WORK TO COMPLETE: Give the material once more, word for word, without any images.

Lines of data:
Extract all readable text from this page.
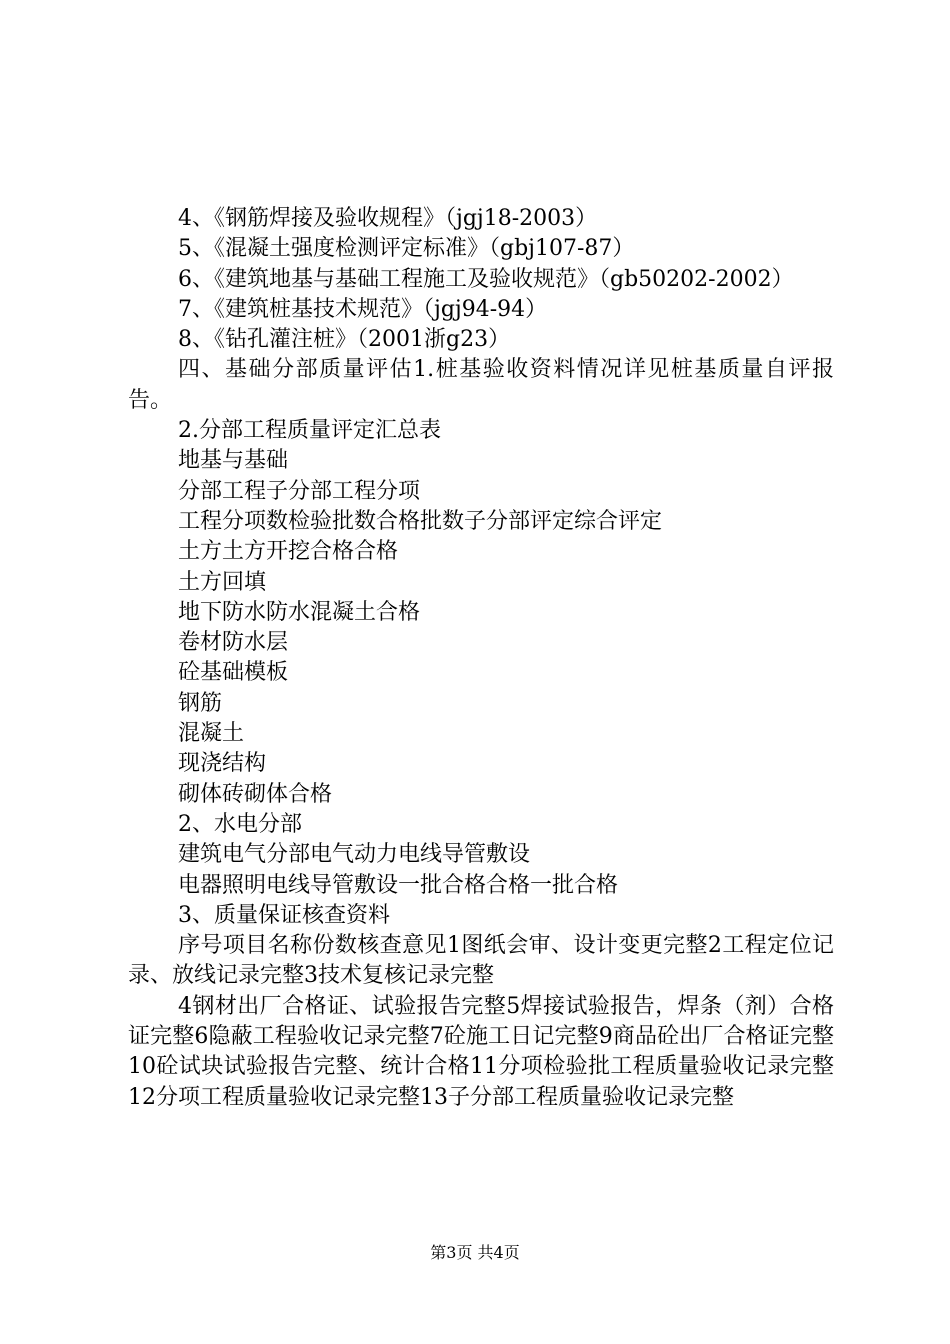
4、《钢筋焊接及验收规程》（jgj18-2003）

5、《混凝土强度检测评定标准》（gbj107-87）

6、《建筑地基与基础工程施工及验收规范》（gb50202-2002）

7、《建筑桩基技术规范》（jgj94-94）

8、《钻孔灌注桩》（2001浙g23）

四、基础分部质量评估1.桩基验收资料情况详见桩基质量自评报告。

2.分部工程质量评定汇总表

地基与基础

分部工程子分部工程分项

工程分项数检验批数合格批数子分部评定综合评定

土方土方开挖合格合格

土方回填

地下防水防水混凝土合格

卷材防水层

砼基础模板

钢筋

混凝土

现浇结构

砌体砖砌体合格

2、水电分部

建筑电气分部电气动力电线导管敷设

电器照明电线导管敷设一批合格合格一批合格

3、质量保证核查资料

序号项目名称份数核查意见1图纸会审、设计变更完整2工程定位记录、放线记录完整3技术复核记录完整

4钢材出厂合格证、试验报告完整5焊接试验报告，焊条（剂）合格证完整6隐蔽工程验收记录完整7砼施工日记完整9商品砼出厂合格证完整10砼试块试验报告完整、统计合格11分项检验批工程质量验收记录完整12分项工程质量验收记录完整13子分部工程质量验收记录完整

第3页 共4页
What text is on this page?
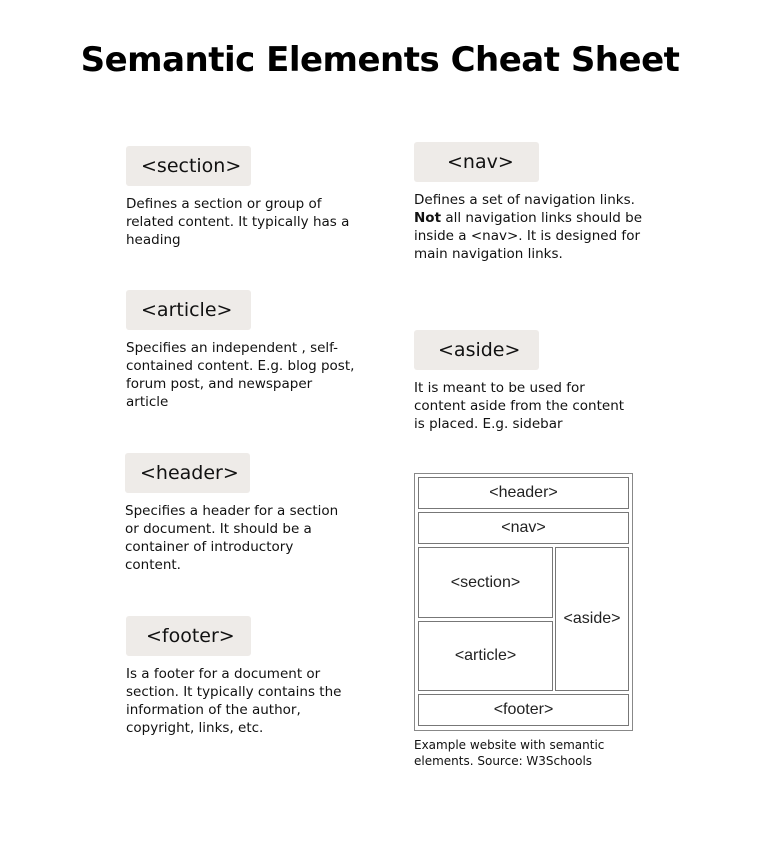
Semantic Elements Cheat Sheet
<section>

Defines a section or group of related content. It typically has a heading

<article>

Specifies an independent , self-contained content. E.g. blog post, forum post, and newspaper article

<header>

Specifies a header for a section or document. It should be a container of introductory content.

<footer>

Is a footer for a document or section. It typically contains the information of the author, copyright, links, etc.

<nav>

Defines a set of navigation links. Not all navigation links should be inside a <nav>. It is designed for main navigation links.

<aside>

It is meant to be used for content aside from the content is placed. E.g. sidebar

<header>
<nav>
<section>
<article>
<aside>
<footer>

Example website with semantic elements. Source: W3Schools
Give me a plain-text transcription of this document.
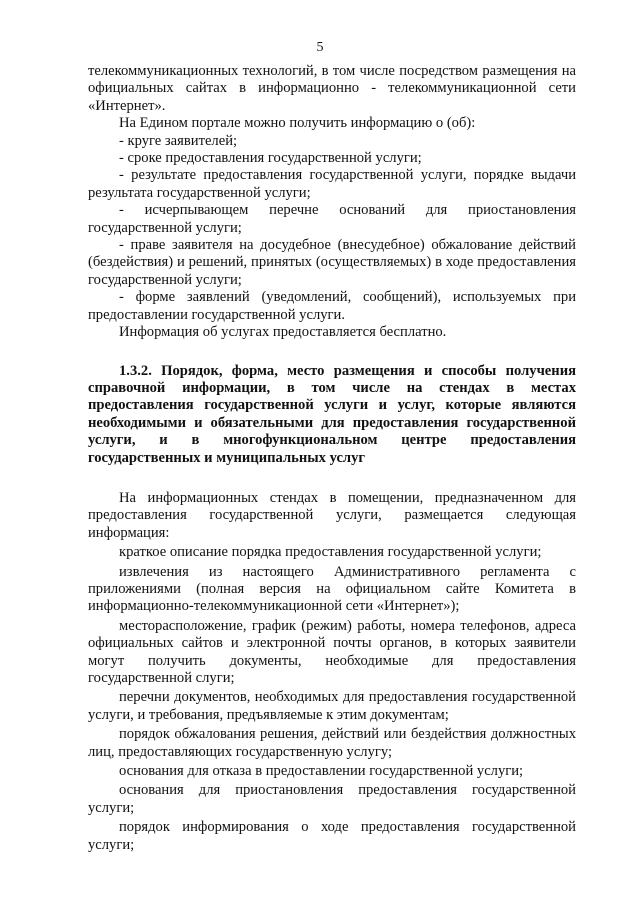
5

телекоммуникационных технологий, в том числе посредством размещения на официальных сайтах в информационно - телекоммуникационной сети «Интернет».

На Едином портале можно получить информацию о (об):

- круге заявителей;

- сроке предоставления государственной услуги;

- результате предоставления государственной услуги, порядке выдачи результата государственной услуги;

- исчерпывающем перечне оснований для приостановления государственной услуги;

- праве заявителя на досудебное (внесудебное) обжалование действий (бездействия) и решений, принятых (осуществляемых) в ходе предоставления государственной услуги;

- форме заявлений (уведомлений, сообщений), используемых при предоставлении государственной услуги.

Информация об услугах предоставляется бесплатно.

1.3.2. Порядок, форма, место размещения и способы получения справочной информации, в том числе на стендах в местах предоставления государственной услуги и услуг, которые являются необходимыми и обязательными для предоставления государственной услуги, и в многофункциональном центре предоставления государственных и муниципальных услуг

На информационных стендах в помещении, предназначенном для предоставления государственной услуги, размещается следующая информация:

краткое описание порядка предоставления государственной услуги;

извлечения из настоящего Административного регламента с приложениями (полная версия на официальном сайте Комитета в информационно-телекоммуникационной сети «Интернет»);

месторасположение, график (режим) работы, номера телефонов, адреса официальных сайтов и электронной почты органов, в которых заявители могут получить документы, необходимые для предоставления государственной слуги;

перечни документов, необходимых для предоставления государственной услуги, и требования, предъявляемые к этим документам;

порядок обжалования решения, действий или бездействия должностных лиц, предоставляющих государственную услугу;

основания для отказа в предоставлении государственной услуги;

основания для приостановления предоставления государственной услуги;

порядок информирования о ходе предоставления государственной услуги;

RESPONSE:
Extract all readable text from this page.
4、《钢筋焊接及验收规程》（jgj18-2003）

5、《混凝土强度检测评定标准》（gbj107-87）

6、《建筑地基与基础工程施工及验收规范》（gb50202-2002）

7、《建筑桩基技术规范》（jgj94-94）

8、《钻孔灌注桩》（2001浙g23）

四、基础分部质量评估1.桩基验收资料情况详见桩基质量自评报告。

2.分部工程质量评定汇总表

地基与基础

分部工程子分部工程分项

工程分项数检验批数合格批数子分部评定综合评定

土方土方开挖合格合格

土方回填

地下防水防水混凝土合格

卷材防水层

砼基础模板

钢筋

混凝土

现浇结构

砌体砖砌体合格

2、水电分部

建筑电气分部电气动力电线导管敷设

电器照明电线导管敷设一批合格合格一批合格

3、质量保证核查资料

序号项目名称份数核查意见1图纸会审、设计变更完整2工程定位记录、放线记录完整3技术复核记录完整

4钢材出厂合格证、试验报告完整5焊接试验报告，焊条（剂）合格证完整6隐蔽工程验收记录完整7砼施工日记完整9商品砼出厂合格证完整10砼试块试验报告完整、统计合格11分项检验批工程质量验收记录完整12分项工程质量验收记录完整13子分部工程质量验收记录完整

第3页 共4页
What text is on this page?
Semantic Elements Cheat Sheet
<section>

Defines a section or group of related content. It typically has a heading

<article>

Specifies an independent , self-contained content. E.g. blog post, forum post, and newspaper article

<header>

Specifies a header for a section or document. It should be a container of introductory content.

<footer>

Is a footer for a document or section. It typically contains the information of the author, copyright, links, etc.

<nav>

Defines a set of navigation links. Not all navigation links should be inside a <nav>. It is designed for main navigation links.

<aside>

It is meant to be used for content aside from the content is placed. E.g. sidebar

<header>
<nav>
<section>
<article>
<aside>
<footer>

Example website with semantic elements. Source: W3Schools
Give me a plain-text transcription of this document.
5

телекоммуникационных технологий, в том числе посредством размещения на официальных сайтах в информационно - телекоммуникационной сети «Интернет».

На Едином портале можно получить информацию о (об):

- круге заявителей;

- сроке предоставления государственной услуги;

- результате предоставления государственной услуги, порядке выдачи результата государственной услуги;

- исчерпывающем перечне оснований для приостановления государственной услуги;

- праве заявителя на досудебное (внесудебное) обжалование действий (бездействия) и решений, принятых (осуществляемых) в ходе предоставления государственной услуги;

- форме заявлений (уведомлений, сообщений), используемых при предоставлении государственной услуги.

Информация об услугах предоставляется бесплатно.

1.3.2. Порядок, форма, место размещения и способы получения справочной информации, в том числе на стендах в местах предоставления государственной услуги и услуг, которые являются необходимыми и обязательными для предоставления государственной услуги, и в многофункциональном центре предоставления государственных и муниципальных услуг

На информационных стендах в помещении, предназначенном для предоставления государственной услуги, размещается следующая информация:

краткое описание порядка предоставления государственной услуги;

извлечения из настоящего Административного регламента с приложениями (полная версия на официальном сайте Комитета в информационно-телекоммуникационной сети «Интернет»);

месторасположение, график (режим) работы, номера телефонов, адреса официальных сайтов и электронной почты органов, в которых заявители могут получить документы, необходимые для предоставления государственной слуги;

перечни документов, необходимых для предоставления государственной услуги, и требования, предъявляемые к этим документам;

порядок обжалования решения, действий или бездействия должностных лиц, предоставляющих государственную услугу;

основания для отказа в предоставлении государственной услуги;

основания для приостановления предоставления государственной услуги;

порядок информирования о ходе предоставления государственной услуги;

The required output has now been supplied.